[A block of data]
━━━━━━

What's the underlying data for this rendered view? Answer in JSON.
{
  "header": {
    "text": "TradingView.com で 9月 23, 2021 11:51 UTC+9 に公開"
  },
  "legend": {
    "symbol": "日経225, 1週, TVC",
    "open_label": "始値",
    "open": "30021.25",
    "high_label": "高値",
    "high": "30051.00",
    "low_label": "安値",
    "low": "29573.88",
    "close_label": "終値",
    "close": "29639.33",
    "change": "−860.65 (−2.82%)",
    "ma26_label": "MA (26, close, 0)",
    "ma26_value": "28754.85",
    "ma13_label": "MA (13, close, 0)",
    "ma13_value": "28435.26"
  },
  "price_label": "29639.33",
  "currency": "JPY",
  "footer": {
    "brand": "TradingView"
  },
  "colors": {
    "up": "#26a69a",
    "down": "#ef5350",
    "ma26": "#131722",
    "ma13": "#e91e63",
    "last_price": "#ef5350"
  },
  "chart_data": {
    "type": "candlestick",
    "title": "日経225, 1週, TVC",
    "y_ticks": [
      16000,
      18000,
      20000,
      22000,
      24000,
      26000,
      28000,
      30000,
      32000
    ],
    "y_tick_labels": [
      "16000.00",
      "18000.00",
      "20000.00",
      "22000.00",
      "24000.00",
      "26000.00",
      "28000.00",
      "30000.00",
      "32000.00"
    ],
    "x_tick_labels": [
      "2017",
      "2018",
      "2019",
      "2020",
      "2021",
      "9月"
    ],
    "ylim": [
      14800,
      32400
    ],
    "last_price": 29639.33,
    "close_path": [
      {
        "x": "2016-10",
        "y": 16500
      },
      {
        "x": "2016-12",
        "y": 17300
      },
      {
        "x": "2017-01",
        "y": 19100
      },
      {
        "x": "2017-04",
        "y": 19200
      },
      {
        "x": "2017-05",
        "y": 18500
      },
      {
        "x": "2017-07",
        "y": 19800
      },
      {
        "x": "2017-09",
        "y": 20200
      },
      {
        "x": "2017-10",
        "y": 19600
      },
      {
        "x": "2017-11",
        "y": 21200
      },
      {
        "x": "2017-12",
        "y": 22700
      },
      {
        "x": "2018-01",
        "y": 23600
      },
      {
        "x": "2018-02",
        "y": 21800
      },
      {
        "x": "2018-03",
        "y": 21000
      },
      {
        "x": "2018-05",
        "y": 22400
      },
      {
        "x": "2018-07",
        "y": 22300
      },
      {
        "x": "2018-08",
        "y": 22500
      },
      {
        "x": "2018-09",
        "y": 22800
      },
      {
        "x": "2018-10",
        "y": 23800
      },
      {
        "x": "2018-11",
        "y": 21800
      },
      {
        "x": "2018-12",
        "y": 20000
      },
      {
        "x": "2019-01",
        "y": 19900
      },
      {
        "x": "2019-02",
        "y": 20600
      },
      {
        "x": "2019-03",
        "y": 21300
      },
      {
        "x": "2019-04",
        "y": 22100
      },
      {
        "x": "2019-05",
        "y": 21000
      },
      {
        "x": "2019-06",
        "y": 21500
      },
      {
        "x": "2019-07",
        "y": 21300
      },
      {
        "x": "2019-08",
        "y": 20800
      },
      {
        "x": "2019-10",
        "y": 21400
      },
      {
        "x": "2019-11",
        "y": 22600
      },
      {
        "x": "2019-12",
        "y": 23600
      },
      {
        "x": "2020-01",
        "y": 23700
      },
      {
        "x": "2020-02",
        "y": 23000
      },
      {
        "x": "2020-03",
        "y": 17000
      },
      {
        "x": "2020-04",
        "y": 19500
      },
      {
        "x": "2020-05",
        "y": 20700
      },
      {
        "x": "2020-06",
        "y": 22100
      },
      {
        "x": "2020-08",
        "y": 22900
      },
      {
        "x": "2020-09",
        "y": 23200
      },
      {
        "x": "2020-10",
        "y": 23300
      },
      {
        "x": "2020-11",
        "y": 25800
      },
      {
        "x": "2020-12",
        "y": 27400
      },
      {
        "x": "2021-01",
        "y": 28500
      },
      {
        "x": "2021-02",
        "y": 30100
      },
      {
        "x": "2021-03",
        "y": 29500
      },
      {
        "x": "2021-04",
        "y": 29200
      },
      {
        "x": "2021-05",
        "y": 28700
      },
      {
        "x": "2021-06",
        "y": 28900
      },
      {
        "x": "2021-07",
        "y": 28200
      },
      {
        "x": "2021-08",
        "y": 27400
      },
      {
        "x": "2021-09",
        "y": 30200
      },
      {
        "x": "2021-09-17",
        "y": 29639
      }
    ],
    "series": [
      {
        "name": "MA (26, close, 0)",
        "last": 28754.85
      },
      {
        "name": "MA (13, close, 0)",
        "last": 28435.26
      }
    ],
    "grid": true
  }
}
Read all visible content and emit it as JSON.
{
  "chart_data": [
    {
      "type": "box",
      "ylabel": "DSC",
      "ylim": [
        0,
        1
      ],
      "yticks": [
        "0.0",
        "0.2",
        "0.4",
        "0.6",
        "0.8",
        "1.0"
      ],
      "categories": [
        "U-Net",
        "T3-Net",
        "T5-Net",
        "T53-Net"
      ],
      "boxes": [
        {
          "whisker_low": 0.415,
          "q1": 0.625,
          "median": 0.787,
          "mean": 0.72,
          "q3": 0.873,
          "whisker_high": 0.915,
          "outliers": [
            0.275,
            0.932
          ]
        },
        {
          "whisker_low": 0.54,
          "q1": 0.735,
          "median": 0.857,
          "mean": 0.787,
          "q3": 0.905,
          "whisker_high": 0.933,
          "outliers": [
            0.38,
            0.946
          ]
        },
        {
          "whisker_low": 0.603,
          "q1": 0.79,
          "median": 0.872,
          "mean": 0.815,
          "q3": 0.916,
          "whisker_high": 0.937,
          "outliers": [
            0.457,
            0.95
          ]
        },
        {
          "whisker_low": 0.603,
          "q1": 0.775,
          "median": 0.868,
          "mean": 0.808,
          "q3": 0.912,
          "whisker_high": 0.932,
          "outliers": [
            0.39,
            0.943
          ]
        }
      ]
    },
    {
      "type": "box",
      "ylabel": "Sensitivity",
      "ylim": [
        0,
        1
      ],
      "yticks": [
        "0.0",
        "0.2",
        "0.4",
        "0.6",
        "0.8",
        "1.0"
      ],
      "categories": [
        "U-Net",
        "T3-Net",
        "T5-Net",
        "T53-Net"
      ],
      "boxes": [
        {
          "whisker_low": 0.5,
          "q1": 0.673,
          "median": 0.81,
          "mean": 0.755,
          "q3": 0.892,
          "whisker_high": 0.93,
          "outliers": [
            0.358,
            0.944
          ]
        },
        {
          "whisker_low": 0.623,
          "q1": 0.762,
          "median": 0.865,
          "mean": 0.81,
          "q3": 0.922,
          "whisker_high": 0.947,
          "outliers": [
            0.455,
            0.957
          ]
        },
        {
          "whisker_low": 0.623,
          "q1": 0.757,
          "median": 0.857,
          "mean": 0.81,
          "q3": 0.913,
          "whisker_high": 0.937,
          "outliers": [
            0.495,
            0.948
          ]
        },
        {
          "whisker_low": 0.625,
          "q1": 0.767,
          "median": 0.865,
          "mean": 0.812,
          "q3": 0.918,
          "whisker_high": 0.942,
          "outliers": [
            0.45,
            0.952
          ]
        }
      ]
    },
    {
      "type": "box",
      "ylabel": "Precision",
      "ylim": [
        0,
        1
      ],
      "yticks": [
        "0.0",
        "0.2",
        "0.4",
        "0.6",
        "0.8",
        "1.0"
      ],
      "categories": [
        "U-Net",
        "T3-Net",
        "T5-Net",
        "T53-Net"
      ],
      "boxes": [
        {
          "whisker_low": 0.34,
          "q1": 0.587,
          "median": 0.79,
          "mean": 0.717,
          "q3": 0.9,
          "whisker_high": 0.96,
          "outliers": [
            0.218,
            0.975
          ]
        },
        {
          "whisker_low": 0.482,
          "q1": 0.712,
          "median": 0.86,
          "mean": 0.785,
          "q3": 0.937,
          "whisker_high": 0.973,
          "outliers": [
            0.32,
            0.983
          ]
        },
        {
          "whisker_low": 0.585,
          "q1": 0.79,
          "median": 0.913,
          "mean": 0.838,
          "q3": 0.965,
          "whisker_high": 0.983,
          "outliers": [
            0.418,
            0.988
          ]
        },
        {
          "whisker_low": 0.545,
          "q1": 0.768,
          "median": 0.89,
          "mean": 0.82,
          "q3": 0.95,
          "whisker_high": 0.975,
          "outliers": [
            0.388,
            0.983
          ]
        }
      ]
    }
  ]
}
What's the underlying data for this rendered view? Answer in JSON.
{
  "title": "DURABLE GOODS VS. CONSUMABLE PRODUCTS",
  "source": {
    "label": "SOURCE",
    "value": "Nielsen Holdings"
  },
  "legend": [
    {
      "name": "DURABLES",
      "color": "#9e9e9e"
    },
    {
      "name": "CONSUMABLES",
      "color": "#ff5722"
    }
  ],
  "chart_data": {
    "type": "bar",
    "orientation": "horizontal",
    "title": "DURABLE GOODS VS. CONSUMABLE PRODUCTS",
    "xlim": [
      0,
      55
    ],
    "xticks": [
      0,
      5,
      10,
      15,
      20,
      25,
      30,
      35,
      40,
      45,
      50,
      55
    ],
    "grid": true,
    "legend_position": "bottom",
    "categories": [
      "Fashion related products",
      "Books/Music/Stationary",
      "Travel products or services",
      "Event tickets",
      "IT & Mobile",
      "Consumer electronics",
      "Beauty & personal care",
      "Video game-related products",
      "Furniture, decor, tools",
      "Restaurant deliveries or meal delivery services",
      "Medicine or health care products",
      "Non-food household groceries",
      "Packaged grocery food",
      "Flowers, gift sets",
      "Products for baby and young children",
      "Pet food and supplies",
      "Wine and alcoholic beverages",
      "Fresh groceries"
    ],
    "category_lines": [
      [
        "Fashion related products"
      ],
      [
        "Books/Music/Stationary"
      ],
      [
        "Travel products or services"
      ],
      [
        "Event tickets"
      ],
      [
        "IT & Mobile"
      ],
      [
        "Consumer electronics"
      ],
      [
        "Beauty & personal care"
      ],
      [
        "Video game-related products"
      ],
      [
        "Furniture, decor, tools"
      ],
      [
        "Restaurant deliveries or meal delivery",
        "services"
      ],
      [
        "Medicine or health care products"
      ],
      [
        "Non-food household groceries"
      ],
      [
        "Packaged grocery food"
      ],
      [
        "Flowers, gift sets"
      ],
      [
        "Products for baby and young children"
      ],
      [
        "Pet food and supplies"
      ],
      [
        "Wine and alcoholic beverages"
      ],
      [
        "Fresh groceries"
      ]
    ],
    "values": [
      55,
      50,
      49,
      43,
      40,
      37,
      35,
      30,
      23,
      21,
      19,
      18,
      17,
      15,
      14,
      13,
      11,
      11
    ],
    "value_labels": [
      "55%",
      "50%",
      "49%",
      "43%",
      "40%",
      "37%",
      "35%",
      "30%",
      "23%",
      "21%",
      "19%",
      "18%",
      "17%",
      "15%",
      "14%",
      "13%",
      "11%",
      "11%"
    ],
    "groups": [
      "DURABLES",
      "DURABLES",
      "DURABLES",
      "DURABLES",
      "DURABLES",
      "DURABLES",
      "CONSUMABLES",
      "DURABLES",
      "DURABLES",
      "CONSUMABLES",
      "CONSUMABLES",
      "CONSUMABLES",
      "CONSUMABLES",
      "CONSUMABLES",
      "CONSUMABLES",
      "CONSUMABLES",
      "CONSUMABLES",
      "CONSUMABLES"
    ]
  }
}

━━━━━━

TASK GOAL
List all lines from the entries that include the word "sets".

WRITTEN RESPONSE
      "Flowers, gift sets",
        "Flowers, gift sets"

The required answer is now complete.